▶ [YOUR OBJECTIVE]
Nothing may be dropped or altered: reproduce all the data.
--- DATA ROWS ---
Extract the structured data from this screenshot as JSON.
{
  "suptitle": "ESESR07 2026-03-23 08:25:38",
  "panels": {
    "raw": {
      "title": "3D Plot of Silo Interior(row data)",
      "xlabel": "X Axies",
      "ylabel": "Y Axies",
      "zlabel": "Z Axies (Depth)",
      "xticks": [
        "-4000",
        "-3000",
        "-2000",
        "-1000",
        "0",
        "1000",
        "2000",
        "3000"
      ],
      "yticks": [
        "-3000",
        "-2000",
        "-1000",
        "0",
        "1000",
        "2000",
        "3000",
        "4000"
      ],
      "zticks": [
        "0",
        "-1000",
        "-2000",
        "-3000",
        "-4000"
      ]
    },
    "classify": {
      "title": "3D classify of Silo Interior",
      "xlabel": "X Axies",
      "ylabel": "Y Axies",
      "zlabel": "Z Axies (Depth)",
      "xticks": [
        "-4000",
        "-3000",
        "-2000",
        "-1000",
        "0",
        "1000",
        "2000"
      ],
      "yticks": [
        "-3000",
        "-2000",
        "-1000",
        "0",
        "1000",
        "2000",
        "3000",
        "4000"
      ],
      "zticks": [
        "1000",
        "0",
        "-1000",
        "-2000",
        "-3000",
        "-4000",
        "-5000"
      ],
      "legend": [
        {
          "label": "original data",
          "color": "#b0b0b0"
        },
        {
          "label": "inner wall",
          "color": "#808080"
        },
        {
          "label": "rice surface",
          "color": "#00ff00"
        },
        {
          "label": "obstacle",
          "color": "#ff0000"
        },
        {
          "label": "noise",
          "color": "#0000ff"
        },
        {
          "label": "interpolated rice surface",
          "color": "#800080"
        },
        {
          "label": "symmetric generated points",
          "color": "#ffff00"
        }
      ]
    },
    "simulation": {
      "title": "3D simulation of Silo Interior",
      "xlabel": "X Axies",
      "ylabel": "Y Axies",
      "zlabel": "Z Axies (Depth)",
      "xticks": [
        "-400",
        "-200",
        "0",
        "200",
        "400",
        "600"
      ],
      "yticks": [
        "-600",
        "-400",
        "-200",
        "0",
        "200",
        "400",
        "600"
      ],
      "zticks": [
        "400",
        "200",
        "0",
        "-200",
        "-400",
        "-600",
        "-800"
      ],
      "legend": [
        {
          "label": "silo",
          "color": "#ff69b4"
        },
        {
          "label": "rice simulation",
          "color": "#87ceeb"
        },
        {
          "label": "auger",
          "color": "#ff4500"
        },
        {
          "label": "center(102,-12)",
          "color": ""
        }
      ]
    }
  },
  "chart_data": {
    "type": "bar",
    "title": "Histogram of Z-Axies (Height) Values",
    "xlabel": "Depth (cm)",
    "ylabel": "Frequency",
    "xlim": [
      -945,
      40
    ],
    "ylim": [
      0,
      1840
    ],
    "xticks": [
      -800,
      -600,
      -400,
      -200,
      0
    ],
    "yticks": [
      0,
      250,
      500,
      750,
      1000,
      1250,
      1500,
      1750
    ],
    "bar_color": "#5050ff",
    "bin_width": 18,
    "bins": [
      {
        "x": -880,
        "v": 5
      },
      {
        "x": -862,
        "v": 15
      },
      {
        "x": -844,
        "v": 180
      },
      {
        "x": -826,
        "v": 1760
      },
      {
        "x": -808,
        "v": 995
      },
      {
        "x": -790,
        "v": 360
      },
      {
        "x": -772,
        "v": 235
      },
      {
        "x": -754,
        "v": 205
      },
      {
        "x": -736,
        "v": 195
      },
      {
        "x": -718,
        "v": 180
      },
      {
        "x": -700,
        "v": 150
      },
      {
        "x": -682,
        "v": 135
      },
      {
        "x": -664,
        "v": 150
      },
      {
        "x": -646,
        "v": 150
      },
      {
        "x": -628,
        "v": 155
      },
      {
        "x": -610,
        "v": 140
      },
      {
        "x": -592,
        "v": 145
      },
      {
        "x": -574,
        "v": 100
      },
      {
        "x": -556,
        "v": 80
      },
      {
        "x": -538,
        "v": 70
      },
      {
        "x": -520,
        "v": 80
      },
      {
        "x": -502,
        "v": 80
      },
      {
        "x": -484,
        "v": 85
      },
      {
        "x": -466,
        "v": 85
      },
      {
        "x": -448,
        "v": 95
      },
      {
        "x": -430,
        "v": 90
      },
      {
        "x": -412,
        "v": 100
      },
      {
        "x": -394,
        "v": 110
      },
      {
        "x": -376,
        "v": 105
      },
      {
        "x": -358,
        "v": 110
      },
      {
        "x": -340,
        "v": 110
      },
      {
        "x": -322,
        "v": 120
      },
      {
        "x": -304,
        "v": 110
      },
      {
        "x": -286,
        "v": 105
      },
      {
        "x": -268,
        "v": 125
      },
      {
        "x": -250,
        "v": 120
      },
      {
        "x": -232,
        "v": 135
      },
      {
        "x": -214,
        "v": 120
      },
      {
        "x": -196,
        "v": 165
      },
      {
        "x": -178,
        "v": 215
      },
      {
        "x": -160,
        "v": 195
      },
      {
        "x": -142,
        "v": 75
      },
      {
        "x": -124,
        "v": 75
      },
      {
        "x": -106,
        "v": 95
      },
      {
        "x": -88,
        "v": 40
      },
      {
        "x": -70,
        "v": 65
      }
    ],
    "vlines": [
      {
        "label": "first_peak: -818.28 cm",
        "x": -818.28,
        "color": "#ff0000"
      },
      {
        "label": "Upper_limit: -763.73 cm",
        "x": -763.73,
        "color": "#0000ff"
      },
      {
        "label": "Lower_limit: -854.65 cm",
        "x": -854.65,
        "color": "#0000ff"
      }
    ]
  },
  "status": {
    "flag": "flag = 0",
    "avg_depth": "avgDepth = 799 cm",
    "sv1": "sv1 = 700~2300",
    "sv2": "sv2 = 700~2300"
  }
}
---
▶ [OUTPUT OF THE EXERCISE]
Extract the structured data from this screenshot as JSON.
{
  "suptitle": "ESESR07 2026-03-23 08:25:38",
  "panels": {
    "raw": {
      "title": "3D Plot of Silo Interior(row data)",
      "xlabel": "X Axies",
      "ylabel": "Y Axies",
      "zlabel": "Z Axies (Depth)",
      "xticks": [
        "-4000",
        "-3000",
        "-2000",
        "-1000",
        "0",
        "1000",
        "2000",
        "3000"
      ],
      "yticks": [
        "-3000",
        "-2000",
        "-1000",
        "0",
        "1000",
        "2000",
        "3000",
        "4000"
      ],
      "zticks": [
        "0",
        "-1000",
        "-2000",
        "-3000",
        "-4000"
      ]
    },
    "classify": {
      "title": "3D classify of Silo Interior",
      "xlabel": "X Axies",
      "ylabel": "Y Axies",
      "zlabel": "Z Axies (Depth)",
      "xticks": [
        "-4000",
        "-3000",
        "-2000",
        "-1000",
        "0",
        "1000",
        "2000"
      ],
      "yticks": [
        "-3000",
        "-2000",
        "-1000",
        "0",
        "1000",
        "2000",
        "3000",
        "4000"
      ],
      "zticks": [
        "1000",
        "0",
        "-1000",
        "-2000",
        "-3000",
        "-4000",
        "-5000"
      ],
      "legend": [
        {
          "label": "original data",
          "color": "#b0b0b0"
        },
        {
          "label": "inner wall",
          "color": "#808080"
        },
        {
          "label": "rice surface",
          "color": "#00ff00"
        },
        {
          "label": "obstacle",
          "color": "#ff0000"
        },
        {
          "label": "noise",
          "color": "#0000ff"
        },
        {
          "label": "interpolated rice surface",
          "color": "#800080"
        },
        {
          "label": "symmetric generated points",
          "color": "#ffff00"
        }
      ]
    },
    "simulation": {
      "title": "3D simulation of Silo Interior",
      "xlabel": "X Axies",
      "ylabel": "Y Axies",
      "zlabel": "Z Axies (Depth)",
      "xticks": [
        "-400",
        "-200",
        "0",
        "200",
        "400",
        "600"
      ],
      "yticks": [
        "-600",
        "-400",
        "-200",
        "0",
        "200",
        "400",
        "600"
      ],
      "zticks": [
        "400",
        "200",
        "0",
        "-200",
        "-400",
        "-600",
        "-800"
      ],
      "legend": [
        {
          "label": "silo",
          "color": "#ff69b4"
        },
        {
          "label": "rice simulation",
          "color": "#87ceeb"
        },
        {
          "label": "auger",
          "color": "#ff4500"
        },
        {
          "label": "center(102,-12)",
          "color": ""
        }
      ]
    }
  },
  "chart_data": {
    "type": "bar",
    "title": "Histogram of Z-Axies (Height) Values",
    "xlabel": "Depth (cm)",
    "ylabel": "Frequency",
    "xlim": [
      -945,
      40
    ],
    "ylim": [
      0,
      1840
    ],
    "xticks": [
      -800,
      -600,
      -400,
      -200,
      0
    ],
    "yticks": [
      0,
      250,
      500,
      750,
      1000,
      1250,
      1500,
      1750
    ],
    "bar_color": "#5050ff",
    "bin_width": 18,
    "bins": [
      {
        "x": -880,
        "v": 5
      },
      {
        "x": -862,
        "v": 15
      },
      {
        "x": -844,
        "v": 180
      },
      {
        "x": -826,
        "v": 1760
      },
      {
        "x": -808,
        "v": 995
      },
      {
        "x": -790,
        "v": 360
      },
      {
        "x": -772,
        "v": 235
      },
      {
        "x": -754,
        "v": 205
      },
      {
        "x": -736,
        "v": 195
      },
      {
        "x": -718,
        "v": 180
      },
      {
        "x": -700,
        "v": 150
      },
      {
        "x": -682,
        "v": 135
      },
      {
        "x": -664,
        "v": 150
      },
      {
        "x": -646,
        "v": 150
      },
      {
        "x": -628,
        "v": 155
      },
      {
        "x": -610,
        "v": 140
      },
      {
        "x": -592,
        "v": 145
      },
      {
        "x": -574,
        "v": 100
      },
      {
        "x": -556,
        "v": 80
      },
      {
        "x": -538,
        "v": 70
      },
      {
        "x": -520,
        "v": 80
      },
      {
        "x": -502,
        "v": 80
      },
      {
        "x": -484,
        "v": 85
      },
      {
        "x": -466,
        "v": 85
      },
      {
        "x": -448,
        "v": 95
      },
      {
        "x": -430,
        "v": 90
      },
      {
        "x": -412,
        "v": 100
      },
      {
        "x": -394,
        "v": 110
      },
      {
        "x": -376,
        "v": 105
      },
      {
        "x": -358,
        "v": 110
      },
      {
        "x": -340,
        "v": 110
      },
      {
        "x": -322,
        "v": 120
      },
      {
        "x": -304,
        "v": 110
      },
      {
        "x": -286,
        "v": 105
      },
      {
        "x": -268,
        "v": 125
      },
      {
        "x": -250,
        "v": 120
      },
      {
        "x": -232,
        "v": 135
      },
      {
        "x": -214,
        "v": 120
      },
      {
        "x": -196,
        "v": 165
      },
      {
        "x": -178,
        "v": 215
      },
      {
        "x": -160,
        "v": 195
      },
      {
        "x": -142,
        "v": 75
      },
      {
        "x": -124,
        "v": 75
      },
      {
        "x": -106,
        "v": 95
      },
      {
        "x": -88,
        "v": 40
      },
      {
        "x": -70,
        "v": 65
      }
    ],
    "vlines": [
      {
        "label": "first_peak: -818.28 cm",
        "x": -818.28,
        "color": "#ff0000"
      },
      {
        "label": "Upper_limit: -763.73 cm",
        "x": -763.73,
        "color": "#0000ff"
      },
      {
        "label": "Lower_limit: -854.65 cm",
        "x": -854.65,
        "color": "#0000ff"
      }
    ]
  },
  "status": {
    "flag": "flag = 0",
    "avg_depth": "avgDepth = 799 cm",
    "sv1": "sv1 = 700~2300",
    "sv2": "sv2 = 700~2300"
  }
}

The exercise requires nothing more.